▸ **EXERCISE**:
Please output every line of the material as it stands, without the pictures.
§ §
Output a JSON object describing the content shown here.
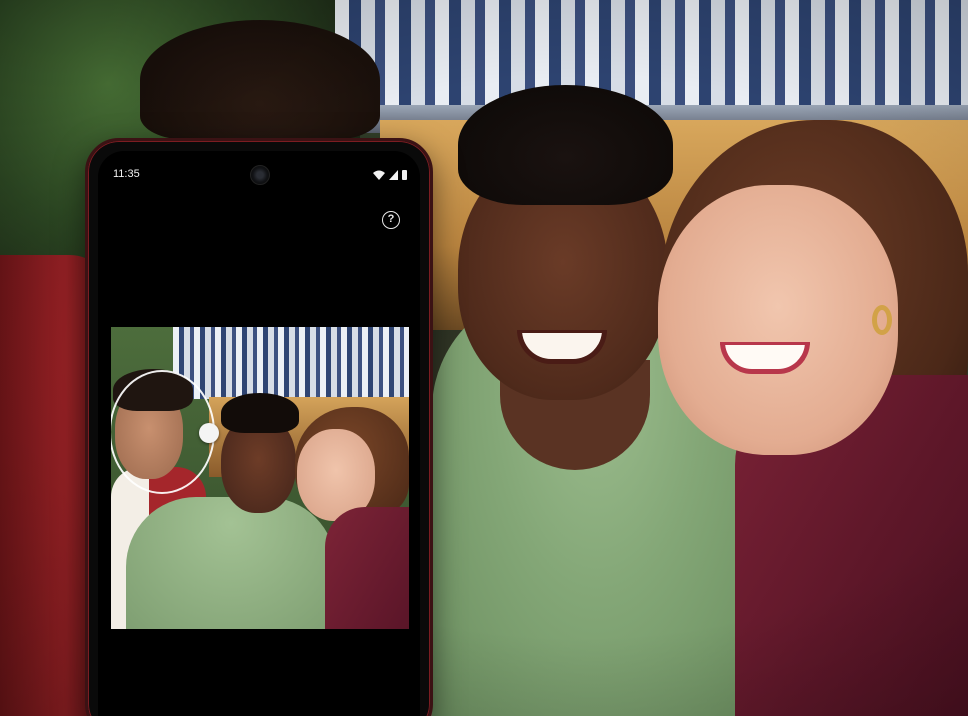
{
  "phone": {
    "status_bar": {
      "time": "11:35",
      "icons": [
        "wifi-icon",
        "signal-icon",
        "battery-icon"
      ]
    },
    "help_icon_glyph": "?",
    "preview": {
      "face_selector": "face-ring"
    }
  },
  "colors": {
    "phone_frame": "#3b1214",
    "screen": "#000000",
    "ring": "#ffffff"
  }
}
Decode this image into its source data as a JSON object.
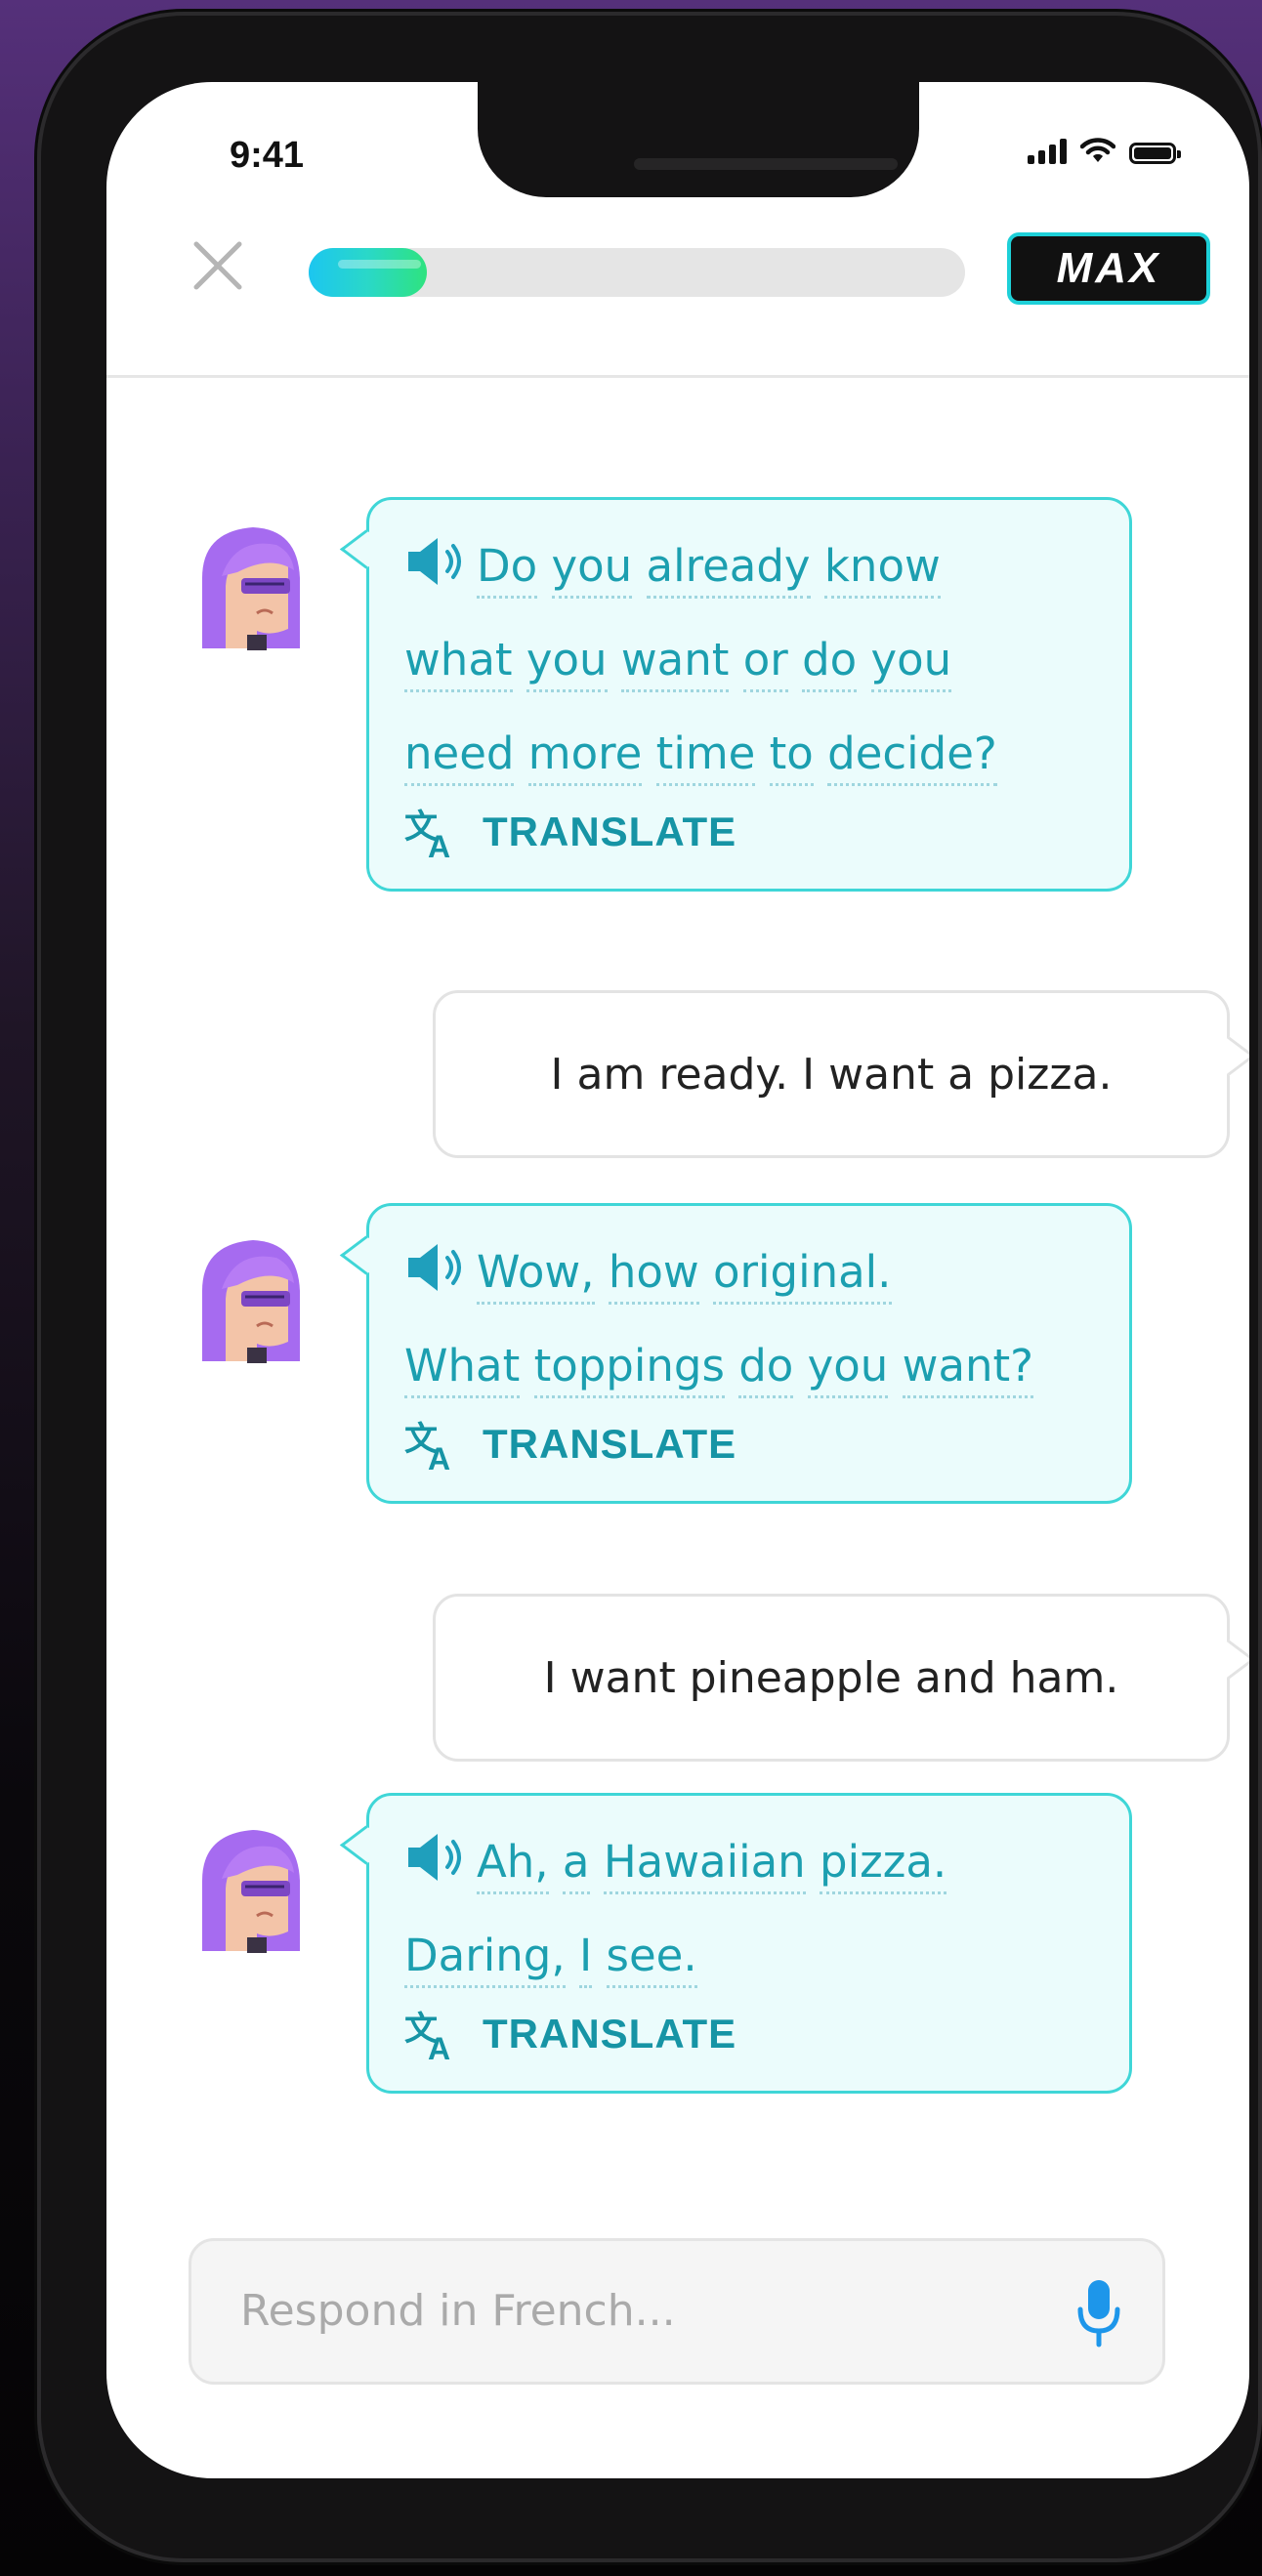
{
  "status_bar": {
    "time": "9:41"
  },
  "header": {
    "badge": "MAX",
    "progress_fraction": 0.18
  },
  "messages": [
    {
      "speaker": "ai",
      "lines": [
        [
          "Do",
          "you",
          "already",
          "know"
        ],
        [
          "what",
          "you",
          "want",
          "or",
          "do",
          "you"
        ],
        [
          "need",
          "more",
          "time",
          "to",
          "decide?"
        ]
      ],
      "translate_label": "TRANSLATE"
    },
    {
      "speaker": "user",
      "text": "I am ready. I want a pizza."
    },
    {
      "speaker": "ai",
      "lines": [
        [
          "Wow,",
          "how",
          "original."
        ],
        [
          "What",
          "toppings",
          "do",
          "you",
          "want?"
        ]
      ],
      "translate_label": "TRANSLATE"
    },
    {
      "speaker": "user",
      "text": "I want pineapple and ham."
    },
    {
      "speaker": "ai",
      "lines": [
        [
          "Ah,",
          "a",
          "Hawaiian",
          "pizza."
        ],
        [
          "Daring,",
          "I",
          "see."
        ]
      ],
      "translate_label": "TRANSLATE"
    }
  ],
  "input": {
    "placeholder": "Respond in French..."
  },
  "colors": {
    "accent": "#3fd6d7",
    "ai_text": "#1c9fb0",
    "avatar": "#a66bf0"
  },
  "icons": [
    "close-icon",
    "speaker-icon",
    "translate-icon",
    "microphone-icon",
    "signal-icon",
    "wifi-icon",
    "battery-icon"
  ]
}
§ §
▸ **RESPONSE**:
Output a JSON object describing the content shown here.
{
  "phone": {
    "status_bar": {
      "time": "11:35",
      "icons": [
        "wifi-icon",
        "signal-icon",
        "battery-icon"
      ]
    },
    "help_icon_glyph": "?",
    "preview": {
      "face_selector": "face-ring"
    }
  },
  "colors": {
    "phone_frame": "#3b1214",
    "screen": "#000000",
    "ring": "#ffffff"
  }
}
Decode this image into its source data as a JSON object.
{
  "status_bar": {
    "time": "9:41"
  },
  "header": {
    "badge": "MAX",
    "progress_fraction": 0.18
  },
  "messages": [
    {
      "speaker": "ai",
      "lines": [
        [
          "Do",
          "you",
          "already",
          "know"
        ],
        [
          "what",
          "you",
          "want",
          "or",
          "do",
          "you"
        ],
        [
          "need",
          "more",
          "time",
          "to",
          "decide?"
        ]
      ],
      "translate_label": "TRANSLATE"
    },
    {
      "speaker": "user",
      "text": "I am ready. I want a pizza."
    },
    {
      "speaker": "ai",
      "lines": [
        [
          "Wow,",
          "how",
          "original."
        ],
        [
          "What",
          "toppings",
          "do",
          "you",
          "want?"
        ]
      ],
      "translate_label": "TRANSLATE"
    },
    {
      "speaker": "user",
      "text": "I want pineapple and ham."
    },
    {
      "speaker": "ai",
      "lines": [
        [
          "Ah,",
          "a",
          "Hawaiian",
          "pizza."
        ],
        [
          "Daring,",
          "I",
          "see."
        ]
      ],
      "translate_label": "TRANSLATE"
    }
  ],
  "input": {
    "placeholder": "Respond in French..."
  },
  "colors": {
    "accent": "#3fd6d7",
    "ai_text": "#1c9fb0",
    "avatar": "#a66bf0"
  },
  "icons": [
    "close-icon",
    "speaker-icon",
    "translate-icon",
    "microphone-icon",
    "signal-icon",
    "wifi-icon",
    "battery-icon"
  ]
}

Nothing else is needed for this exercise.